### Text extract

Of course, competition can be useful (promoting innovation, increasing effort, and incentivizing individuals to tackle diverse problems).⁹ ¹⁰ ¹¹ The problem is that individual-level competition incentivizes scientists to only engage in those behaviors that benefit themselves, even though individually-beneficial behaviors are a mere subset of the behaviors that benefit science as a whole. So, understandably, scientists end up engaging in low levels of many collectively-beneficial behaviors, such as sharing code and well-documented datasets, doing replication research, conducting rigorous peer-reviews, and criticizing the work of others.

Competition also incentivizes scientists to harm others, in situations where scientists benefit from the failures of their competitors. Think of two labs competing for priority of discovery or two scientists competing for the same grant—one’s failure increases the other’s chance of success.

######

- _Problems and tasks_
1. Decide whether each statement agrees with the passage on competition in science. Answer yes or no for each, and quote the deciding words of the passage. (a) Competition can promote innovation. (b) Individually-beneficial behaviors cover all the behaviors that benefit science as a whole. (c) Two scientists competing for the same grant is one example of a situation where one's failure helps the other.
2. From the passage on competition in science, extract the part that opens with the words containing "Of course, competition" and closes with "work of others.".

### Given records

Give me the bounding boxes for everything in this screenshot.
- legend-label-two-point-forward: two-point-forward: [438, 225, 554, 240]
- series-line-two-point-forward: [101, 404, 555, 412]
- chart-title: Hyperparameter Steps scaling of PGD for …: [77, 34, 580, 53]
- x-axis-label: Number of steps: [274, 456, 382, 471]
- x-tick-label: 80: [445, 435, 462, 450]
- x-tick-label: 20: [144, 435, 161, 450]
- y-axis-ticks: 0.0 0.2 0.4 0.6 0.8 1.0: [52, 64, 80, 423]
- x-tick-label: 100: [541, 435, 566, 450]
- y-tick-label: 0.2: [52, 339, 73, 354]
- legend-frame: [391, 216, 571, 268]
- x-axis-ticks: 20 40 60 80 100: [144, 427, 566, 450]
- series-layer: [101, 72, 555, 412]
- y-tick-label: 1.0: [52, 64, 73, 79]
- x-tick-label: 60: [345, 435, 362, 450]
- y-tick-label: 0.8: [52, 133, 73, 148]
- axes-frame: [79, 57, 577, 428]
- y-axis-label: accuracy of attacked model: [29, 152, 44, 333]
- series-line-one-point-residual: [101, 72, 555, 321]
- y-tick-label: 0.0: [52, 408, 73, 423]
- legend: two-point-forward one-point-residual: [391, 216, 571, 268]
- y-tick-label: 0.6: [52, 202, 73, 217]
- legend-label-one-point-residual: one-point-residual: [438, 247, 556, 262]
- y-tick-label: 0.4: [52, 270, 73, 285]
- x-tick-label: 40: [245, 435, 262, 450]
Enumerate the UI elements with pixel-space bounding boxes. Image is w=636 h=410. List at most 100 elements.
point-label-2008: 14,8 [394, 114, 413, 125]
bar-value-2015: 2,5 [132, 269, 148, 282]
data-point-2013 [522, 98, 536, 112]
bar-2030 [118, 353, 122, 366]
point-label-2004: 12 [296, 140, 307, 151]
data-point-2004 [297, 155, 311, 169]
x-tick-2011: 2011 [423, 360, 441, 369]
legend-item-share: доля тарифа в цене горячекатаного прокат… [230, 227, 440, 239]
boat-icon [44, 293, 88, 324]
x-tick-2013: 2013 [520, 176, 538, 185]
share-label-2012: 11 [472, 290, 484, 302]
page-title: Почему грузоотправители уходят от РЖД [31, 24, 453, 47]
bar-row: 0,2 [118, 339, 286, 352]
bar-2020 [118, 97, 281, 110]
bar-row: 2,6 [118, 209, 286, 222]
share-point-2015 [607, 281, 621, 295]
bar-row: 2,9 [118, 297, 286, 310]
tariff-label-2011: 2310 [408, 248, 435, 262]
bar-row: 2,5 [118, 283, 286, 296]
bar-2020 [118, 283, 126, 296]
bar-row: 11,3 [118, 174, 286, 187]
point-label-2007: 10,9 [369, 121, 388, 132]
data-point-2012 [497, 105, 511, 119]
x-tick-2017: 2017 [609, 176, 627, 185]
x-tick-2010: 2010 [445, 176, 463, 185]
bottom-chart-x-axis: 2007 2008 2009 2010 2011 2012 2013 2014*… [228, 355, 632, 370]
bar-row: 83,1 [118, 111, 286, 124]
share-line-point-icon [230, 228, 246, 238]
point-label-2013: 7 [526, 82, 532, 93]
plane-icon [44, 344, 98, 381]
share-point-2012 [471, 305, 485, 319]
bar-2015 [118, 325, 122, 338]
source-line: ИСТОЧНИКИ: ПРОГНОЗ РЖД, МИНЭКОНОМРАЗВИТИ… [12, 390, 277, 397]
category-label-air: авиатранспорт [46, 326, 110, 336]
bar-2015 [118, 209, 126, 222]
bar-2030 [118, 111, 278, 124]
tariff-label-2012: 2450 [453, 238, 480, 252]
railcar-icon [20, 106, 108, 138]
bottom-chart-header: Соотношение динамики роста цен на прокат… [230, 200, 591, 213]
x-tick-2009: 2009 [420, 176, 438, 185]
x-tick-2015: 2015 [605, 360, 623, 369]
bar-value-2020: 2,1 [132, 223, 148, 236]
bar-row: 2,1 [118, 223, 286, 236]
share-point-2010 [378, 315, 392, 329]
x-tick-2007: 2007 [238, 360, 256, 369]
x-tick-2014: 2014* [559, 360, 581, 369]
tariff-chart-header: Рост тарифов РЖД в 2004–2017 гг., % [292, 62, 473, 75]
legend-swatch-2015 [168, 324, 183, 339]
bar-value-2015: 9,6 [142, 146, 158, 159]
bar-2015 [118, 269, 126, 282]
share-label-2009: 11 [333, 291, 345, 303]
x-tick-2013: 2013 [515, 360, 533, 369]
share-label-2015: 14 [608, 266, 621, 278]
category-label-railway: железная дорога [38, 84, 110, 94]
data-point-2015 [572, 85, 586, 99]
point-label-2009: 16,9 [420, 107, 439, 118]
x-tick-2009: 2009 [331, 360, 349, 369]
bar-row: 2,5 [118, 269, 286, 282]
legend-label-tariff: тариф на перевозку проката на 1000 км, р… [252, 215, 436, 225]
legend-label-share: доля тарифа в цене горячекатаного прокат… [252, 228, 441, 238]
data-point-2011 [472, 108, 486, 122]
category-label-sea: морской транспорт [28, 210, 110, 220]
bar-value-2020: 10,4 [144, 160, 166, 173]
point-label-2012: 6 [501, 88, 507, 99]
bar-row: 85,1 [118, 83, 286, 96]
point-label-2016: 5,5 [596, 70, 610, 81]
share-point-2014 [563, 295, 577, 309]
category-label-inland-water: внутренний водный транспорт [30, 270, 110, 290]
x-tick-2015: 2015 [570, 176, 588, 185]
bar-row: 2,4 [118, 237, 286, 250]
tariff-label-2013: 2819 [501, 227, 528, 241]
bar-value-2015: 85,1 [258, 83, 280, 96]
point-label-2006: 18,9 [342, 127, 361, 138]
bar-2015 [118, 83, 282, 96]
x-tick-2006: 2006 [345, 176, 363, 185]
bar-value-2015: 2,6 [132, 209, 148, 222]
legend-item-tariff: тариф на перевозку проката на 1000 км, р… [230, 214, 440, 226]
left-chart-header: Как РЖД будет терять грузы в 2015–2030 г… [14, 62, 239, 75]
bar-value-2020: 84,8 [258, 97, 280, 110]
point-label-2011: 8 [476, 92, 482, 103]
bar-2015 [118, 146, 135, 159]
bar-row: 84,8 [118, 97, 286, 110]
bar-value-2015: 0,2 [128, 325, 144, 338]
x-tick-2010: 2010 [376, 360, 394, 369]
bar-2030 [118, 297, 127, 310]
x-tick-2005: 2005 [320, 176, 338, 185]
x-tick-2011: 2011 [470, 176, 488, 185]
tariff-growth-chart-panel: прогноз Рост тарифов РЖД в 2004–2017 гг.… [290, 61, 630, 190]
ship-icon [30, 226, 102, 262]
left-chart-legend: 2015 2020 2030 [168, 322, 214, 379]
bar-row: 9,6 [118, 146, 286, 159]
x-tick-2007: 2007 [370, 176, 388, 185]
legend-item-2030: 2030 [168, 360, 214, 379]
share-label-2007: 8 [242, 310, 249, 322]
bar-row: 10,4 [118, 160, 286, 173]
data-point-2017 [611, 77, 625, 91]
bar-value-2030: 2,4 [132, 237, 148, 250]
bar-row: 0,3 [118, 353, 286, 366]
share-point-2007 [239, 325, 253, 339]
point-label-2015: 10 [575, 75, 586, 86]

######

- _Expected outputs_
1.
(a) Yes: "promoting innovation"
(b) No: "individually-beneficial behaviors are a mere subset of the behaviors that benefit science as a whole"
(c) Yes: "two scientists competing for the same grant—one’s failure increases the other’s chance of success"

2.
Of course, competition can be useful (promoting innovation, increasing effort, and incentivizing individuals to tackle diverse problems).⁹ ¹⁰ ¹¹ The problem is that individual-level competition incentivizes scientists to only engage in those behaviors that benefit themselves, even though individually-beneficial behaviors are a mere subset of the behaviors that benefit science as a whole. So, understandably, scientists end up engaging in low levels of many collectively-beneficial behaviors, such as sharing code and well-documented datasets, doing replication research, conducting rigorous peer-reviews, and criticizing the work of others.